DESCRIPTION OF THE TASK » Restate the records below word for word.

RECORD EXTRACTS »
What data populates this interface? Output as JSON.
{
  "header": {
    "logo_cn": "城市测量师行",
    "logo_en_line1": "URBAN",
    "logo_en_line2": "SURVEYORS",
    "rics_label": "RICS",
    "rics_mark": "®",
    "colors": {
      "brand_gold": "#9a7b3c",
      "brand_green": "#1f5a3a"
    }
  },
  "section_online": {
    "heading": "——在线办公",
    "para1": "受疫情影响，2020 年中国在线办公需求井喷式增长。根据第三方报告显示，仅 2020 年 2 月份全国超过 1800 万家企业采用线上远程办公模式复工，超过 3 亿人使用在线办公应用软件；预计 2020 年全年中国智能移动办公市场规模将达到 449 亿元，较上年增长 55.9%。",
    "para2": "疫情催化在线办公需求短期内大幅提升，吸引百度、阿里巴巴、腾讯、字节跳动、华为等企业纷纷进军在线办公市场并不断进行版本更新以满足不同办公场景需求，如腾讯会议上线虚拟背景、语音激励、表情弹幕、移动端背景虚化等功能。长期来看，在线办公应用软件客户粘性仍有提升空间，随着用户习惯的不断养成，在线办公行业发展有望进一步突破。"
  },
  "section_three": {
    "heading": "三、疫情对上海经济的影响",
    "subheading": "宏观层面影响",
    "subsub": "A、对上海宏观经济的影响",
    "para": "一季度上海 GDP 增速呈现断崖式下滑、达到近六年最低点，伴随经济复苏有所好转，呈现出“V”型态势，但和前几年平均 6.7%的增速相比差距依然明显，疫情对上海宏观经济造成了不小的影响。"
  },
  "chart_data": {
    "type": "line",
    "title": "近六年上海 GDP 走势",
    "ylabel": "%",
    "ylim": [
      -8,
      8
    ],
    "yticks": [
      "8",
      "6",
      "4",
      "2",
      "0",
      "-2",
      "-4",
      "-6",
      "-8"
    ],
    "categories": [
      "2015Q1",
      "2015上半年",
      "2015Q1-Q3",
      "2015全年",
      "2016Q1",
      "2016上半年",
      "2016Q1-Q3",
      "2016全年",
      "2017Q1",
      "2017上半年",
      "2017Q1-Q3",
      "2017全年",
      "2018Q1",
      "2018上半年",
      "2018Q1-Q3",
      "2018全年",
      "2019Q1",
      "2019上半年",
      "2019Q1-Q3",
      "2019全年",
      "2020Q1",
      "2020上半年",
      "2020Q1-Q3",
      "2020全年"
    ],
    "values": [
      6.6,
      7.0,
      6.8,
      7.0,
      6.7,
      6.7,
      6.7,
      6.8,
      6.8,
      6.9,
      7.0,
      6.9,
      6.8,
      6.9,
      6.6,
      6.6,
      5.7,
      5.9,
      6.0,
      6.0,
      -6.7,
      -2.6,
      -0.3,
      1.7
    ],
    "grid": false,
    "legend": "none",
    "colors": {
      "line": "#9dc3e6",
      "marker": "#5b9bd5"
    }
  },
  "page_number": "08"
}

REPLY »
What data populates this interface? Output as JSON.
{
  "header": {
    "logo_cn": "城市测量师行",
    "logo_en_line1": "URBAN",
    "logo_en_line2": "SURVEYORS",
    "rics_label": "RICS",
    "rics_mark": "®",
    "colors": {
      "brand_gold": "#9a7b3c",
      "brand_green": "#1f5a3a"
    }
  },
  "section_online": {
    "heading": "——在线办公",
    "para1": "受疫情影响，2020 年中国在线办公需求井喷式增长。根据第三方报告显示，仅 2020 年 2 月份全国超过 1800 万家企业采用线上远程办公模式复工，超过 3 亿人使用在线办公应用软件；预计 2020 年全年中国智能移动办公市场规模将达到 449 亿元，较上年增长 55.9%。",
    "para2": "疫情催化在线办公需求短期内大幅提升，吸引百度、阿里巴巴、腾讯、字节跳动、华为等企业纷纷进军在线办公市场并不断进行版本更新以满足不同办公场景需求，如腾讯会议上线虚拟背景、语音激励、表情弹幕、移动端背景虚化等功能。长期来看，在线办公应用软件客户粘性仍有提升空间，随着用户习惯的不断养成，在线办公行业发展有望进一步突破。"
  },
  "section_three": {
    "heading": "三、疫情对上海经济的影响",
    "subheading": "宏观层面影响",
    "subsub": "A、对上海宏观经济的影响",
    "para": "一季度上海 GDP 增速呈现断崖式下滑、达到近六年最低点，伴随经济复苏有所好转，呈现出“V”型态势，但和前几年平均 6.7%的增速相比差距依然明显，疫情对上海宏观经济造成了不小的影响。"
  },
  "chart_data": {
    "type": "line",
    "title": "近六年上海 GDP 走势",
    "ylabel": "%",
    "ylim": [
      -8,
      8
    ],
    "yticks": [
      "8",
      "6",
      "4",
      "2",
      "0",
      "-2",
      "-4",
      "-6",
      "-8"
    ],
    "categories": [
      "2015Q1",
      "2015上半年",
      "2015Q1-Q3",
      "2015全年",
      "2016Q1",
      "2016上半年",
      "2016Q1-Q3",
      "2016全年",
      "2017Q1",
      "2017上半年",
      "2017Q1-Q3",
      "2017全年",
      "2018Q1",
      "2018上半年",
      "2018Q1-Q3",
      "2018全年",
      "2019Q1",
      "2019上半年",
      "2019Q1-Q3",
      "2019全年",
      "2020Q1",
      "2020上半年",
      "2020Q1-Q3",
      "2020全年"
    ],
    "values": [
      6.6,
      7.0,
      6.8,
      7.0,
      6.7,
      6.7,
      6.7,
      6.8,
      6.8,
      6.9,
      7.0,
      6.9,
      6.8,
      6.9,
      6.6,
      6.6,
      5.7,
      5.9,
      6.0,
      6.0,
      -6.7,
      -2.6,
      -0.3,
      1.7
    ],
    "grid": false,
    "legend": "none",
    "colors": {
      "line": "#9dc3e6",
      "marker": "#5b9bd5"
    }
  },
  "page_number": "08"
}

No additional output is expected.